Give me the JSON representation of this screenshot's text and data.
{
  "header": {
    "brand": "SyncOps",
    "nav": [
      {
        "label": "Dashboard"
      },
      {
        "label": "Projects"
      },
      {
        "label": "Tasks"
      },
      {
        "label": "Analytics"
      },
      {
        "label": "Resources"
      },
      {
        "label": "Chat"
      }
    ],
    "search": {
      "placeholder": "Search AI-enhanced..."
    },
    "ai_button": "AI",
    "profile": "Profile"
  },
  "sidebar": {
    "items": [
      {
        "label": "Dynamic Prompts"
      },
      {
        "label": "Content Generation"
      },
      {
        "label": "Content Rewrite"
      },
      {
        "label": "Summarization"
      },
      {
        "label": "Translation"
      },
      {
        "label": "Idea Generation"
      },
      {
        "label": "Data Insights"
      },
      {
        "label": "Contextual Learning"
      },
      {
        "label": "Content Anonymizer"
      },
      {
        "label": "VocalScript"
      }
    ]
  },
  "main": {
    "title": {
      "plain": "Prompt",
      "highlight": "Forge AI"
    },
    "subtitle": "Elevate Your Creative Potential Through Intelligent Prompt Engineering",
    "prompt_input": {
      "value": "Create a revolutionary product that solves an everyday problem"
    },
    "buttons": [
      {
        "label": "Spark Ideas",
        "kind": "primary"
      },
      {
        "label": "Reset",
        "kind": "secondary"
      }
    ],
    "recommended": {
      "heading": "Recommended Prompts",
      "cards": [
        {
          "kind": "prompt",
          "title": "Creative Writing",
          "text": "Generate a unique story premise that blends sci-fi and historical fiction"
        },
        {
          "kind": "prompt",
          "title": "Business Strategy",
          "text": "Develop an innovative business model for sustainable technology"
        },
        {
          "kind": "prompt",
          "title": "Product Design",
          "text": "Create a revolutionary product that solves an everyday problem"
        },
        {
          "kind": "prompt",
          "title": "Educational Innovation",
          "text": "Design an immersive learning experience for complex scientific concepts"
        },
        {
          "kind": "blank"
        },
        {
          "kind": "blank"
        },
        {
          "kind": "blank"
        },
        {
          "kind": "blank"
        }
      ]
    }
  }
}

PROMPT =>
Locate each line with the word "Creative" and copy it.

THE COMPLETED TASK =>
    "subtitle": "Elevate Your Creative Potential Through Intelligent Prompt Engineering",
          "title": "Creative Writing",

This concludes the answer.